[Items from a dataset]
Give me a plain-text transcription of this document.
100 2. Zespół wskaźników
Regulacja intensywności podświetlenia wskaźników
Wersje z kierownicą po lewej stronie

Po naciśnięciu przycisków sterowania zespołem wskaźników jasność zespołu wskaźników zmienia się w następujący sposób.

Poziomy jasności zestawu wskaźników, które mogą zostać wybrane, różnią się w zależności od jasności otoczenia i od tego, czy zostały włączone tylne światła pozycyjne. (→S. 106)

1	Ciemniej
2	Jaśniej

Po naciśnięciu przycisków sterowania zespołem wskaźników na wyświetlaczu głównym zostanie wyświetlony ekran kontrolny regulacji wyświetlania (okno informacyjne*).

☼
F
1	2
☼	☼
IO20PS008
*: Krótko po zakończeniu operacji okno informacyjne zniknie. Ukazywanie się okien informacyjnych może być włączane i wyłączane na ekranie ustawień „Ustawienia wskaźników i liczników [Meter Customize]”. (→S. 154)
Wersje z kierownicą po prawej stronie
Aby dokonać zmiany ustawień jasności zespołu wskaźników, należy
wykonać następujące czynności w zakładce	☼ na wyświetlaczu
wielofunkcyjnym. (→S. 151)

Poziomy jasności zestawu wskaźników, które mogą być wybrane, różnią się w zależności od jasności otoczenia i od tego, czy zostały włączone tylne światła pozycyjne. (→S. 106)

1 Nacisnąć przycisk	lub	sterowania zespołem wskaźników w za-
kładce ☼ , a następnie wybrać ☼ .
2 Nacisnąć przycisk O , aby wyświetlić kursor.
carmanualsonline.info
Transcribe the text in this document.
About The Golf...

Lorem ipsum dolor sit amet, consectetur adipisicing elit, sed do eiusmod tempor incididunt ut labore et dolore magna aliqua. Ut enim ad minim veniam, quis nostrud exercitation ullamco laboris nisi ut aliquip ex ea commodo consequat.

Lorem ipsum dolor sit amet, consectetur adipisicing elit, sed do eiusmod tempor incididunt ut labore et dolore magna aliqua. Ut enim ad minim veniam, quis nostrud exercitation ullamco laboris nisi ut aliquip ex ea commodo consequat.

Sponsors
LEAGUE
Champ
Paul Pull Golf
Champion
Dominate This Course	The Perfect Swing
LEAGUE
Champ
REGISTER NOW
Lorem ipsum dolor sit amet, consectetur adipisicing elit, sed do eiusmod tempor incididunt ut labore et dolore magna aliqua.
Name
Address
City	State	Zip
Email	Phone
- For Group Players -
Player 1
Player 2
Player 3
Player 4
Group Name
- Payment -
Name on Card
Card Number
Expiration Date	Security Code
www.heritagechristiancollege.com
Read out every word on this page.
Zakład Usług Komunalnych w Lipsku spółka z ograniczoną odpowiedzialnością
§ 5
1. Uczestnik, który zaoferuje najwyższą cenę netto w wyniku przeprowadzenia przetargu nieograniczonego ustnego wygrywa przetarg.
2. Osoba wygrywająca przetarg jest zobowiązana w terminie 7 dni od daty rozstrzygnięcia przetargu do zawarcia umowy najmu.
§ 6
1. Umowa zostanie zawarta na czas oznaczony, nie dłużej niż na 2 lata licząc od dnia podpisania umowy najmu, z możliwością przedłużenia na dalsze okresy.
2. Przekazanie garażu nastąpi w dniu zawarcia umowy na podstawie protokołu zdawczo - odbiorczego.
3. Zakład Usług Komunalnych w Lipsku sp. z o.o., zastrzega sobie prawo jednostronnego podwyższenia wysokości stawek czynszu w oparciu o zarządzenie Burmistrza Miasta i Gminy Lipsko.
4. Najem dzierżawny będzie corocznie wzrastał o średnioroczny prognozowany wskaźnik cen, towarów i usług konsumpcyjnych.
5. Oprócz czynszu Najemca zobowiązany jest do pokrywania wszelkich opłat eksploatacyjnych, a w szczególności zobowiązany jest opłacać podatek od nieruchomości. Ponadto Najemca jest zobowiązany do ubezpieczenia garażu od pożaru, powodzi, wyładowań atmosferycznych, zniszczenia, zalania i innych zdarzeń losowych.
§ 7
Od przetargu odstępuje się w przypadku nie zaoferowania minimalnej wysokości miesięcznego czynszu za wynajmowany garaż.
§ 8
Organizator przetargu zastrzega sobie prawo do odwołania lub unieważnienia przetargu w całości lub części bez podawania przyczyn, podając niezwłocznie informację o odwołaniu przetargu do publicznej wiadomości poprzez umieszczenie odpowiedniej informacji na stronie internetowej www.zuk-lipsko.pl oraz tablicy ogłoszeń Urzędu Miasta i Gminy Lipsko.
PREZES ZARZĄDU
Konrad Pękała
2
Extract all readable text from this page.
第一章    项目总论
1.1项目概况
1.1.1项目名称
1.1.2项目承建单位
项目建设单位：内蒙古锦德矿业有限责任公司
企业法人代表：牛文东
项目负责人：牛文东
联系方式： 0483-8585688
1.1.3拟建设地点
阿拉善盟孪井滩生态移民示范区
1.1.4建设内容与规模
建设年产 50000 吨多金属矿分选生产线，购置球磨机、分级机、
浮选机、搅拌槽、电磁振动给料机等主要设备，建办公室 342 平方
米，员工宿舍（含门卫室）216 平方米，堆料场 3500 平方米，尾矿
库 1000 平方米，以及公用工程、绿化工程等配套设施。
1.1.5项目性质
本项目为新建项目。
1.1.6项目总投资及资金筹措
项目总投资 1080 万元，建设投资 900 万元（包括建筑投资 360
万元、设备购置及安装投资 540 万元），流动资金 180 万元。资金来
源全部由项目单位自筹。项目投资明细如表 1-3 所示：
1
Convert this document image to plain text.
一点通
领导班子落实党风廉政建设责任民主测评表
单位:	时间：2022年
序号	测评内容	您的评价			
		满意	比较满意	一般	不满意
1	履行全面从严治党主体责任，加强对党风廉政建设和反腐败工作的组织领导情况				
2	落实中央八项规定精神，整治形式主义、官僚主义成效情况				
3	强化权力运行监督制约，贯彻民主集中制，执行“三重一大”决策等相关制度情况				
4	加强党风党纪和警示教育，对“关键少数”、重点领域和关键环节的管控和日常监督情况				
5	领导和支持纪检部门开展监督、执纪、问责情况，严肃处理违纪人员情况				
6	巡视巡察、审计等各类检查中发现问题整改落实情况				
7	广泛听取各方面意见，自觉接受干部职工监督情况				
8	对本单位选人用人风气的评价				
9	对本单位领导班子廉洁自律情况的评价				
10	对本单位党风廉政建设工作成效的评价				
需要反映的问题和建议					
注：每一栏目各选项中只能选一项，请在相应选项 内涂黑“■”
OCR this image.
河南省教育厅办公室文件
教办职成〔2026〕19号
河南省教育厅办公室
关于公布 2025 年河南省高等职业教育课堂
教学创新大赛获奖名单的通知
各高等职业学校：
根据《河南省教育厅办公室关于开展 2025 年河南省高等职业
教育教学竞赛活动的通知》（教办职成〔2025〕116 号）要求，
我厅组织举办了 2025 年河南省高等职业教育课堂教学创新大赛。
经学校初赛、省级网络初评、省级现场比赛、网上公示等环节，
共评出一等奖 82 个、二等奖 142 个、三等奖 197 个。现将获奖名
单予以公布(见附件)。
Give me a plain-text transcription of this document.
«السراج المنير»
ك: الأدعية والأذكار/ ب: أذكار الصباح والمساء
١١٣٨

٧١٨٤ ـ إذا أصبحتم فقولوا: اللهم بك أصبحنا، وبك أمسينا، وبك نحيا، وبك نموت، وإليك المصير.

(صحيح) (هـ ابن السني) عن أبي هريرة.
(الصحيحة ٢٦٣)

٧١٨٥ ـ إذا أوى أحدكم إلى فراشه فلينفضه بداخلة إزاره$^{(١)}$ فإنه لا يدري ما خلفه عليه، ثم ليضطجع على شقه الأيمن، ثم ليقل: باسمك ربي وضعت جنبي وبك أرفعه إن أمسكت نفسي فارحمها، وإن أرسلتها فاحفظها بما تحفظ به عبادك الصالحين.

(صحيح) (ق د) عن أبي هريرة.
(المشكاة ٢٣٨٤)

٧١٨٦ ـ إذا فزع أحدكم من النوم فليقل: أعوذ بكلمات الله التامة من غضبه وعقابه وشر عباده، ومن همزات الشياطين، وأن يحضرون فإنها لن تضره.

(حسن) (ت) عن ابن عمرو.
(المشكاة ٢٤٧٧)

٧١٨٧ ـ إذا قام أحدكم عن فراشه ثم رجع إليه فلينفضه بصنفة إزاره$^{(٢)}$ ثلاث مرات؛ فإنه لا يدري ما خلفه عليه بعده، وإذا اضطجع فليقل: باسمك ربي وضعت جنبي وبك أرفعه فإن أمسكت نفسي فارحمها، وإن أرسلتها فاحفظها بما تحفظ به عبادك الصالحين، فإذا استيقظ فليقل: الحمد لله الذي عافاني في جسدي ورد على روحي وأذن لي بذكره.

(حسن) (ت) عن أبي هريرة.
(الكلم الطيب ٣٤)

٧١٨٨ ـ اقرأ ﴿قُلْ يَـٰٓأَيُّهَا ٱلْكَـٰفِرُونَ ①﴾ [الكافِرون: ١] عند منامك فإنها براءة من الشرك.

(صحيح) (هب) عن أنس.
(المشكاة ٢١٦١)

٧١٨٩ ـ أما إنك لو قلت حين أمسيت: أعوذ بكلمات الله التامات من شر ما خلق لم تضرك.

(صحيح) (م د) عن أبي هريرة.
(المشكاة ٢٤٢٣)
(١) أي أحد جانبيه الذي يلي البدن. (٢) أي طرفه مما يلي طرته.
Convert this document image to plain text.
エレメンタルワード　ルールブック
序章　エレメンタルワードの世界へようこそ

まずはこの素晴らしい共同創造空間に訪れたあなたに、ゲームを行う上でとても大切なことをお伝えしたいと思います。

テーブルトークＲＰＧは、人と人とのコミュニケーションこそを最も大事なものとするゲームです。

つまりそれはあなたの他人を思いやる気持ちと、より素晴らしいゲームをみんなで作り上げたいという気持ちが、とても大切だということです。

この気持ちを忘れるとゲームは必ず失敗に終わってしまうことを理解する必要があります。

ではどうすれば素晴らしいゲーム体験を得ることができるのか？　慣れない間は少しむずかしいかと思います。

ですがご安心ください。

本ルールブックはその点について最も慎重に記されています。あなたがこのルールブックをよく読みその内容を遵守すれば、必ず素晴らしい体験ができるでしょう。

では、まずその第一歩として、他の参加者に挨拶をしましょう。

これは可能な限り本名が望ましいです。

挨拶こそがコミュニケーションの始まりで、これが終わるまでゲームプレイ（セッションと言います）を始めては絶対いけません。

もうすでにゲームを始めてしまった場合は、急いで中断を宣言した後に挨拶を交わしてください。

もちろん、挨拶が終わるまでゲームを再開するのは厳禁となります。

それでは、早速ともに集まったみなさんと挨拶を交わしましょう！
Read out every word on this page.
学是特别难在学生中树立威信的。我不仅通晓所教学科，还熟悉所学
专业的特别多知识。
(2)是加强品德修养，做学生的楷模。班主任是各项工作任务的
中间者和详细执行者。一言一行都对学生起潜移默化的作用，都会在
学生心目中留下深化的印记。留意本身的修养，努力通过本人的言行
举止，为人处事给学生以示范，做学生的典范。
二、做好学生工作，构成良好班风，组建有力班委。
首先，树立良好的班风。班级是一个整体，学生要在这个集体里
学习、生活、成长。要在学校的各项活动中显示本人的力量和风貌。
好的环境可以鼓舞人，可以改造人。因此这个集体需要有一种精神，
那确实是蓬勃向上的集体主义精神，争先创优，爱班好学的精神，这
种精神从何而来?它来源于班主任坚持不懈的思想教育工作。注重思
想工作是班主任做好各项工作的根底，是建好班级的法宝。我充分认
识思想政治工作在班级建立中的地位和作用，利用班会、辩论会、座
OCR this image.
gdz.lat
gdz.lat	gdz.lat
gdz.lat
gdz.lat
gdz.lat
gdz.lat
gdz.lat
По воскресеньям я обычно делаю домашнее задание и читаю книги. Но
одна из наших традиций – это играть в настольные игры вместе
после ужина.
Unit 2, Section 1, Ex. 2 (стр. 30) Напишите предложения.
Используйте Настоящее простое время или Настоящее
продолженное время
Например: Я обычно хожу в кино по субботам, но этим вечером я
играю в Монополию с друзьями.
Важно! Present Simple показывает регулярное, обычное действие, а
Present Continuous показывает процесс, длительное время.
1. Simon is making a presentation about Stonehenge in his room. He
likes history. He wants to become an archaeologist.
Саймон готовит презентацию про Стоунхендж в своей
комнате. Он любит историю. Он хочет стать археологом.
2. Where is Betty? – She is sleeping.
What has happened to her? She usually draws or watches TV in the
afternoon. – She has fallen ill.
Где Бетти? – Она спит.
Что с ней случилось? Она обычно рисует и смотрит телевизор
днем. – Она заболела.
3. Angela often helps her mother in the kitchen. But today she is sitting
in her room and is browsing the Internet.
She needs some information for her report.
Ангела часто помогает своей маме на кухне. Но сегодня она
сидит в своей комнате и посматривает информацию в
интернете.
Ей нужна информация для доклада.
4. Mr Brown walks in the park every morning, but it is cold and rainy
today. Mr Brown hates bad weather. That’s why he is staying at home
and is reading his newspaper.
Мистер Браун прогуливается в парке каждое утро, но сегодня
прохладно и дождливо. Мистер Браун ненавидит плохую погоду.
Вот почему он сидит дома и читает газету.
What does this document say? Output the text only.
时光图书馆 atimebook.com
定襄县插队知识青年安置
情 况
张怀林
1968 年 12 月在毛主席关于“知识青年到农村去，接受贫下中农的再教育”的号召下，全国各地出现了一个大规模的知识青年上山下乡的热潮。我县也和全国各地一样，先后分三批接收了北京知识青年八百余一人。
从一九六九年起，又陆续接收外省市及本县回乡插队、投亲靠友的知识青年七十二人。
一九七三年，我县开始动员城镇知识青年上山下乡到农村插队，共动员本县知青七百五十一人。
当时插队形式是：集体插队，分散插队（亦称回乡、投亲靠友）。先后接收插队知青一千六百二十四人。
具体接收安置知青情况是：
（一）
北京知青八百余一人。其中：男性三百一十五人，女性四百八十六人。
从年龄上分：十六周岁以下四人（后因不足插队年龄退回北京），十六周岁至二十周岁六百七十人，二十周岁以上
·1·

Goal of the exercise: Take every line that includes the string "zestawu" and copy it.

Expected output:
Poziomy jasności zestawu wskaźników, które mogą zostać wybrane, różnią się w zależności od jasności otoczenia i od tego, czy zostały włączone tylne światła pozycyjne. (→S. 106)
Poziomy jasności zestawu wskaźników, które mogą być wybrane, różnią się w zależności od jasności otoczenia i od tego, czy zostały włączone tylne światła pozycyjne. (→S. 106)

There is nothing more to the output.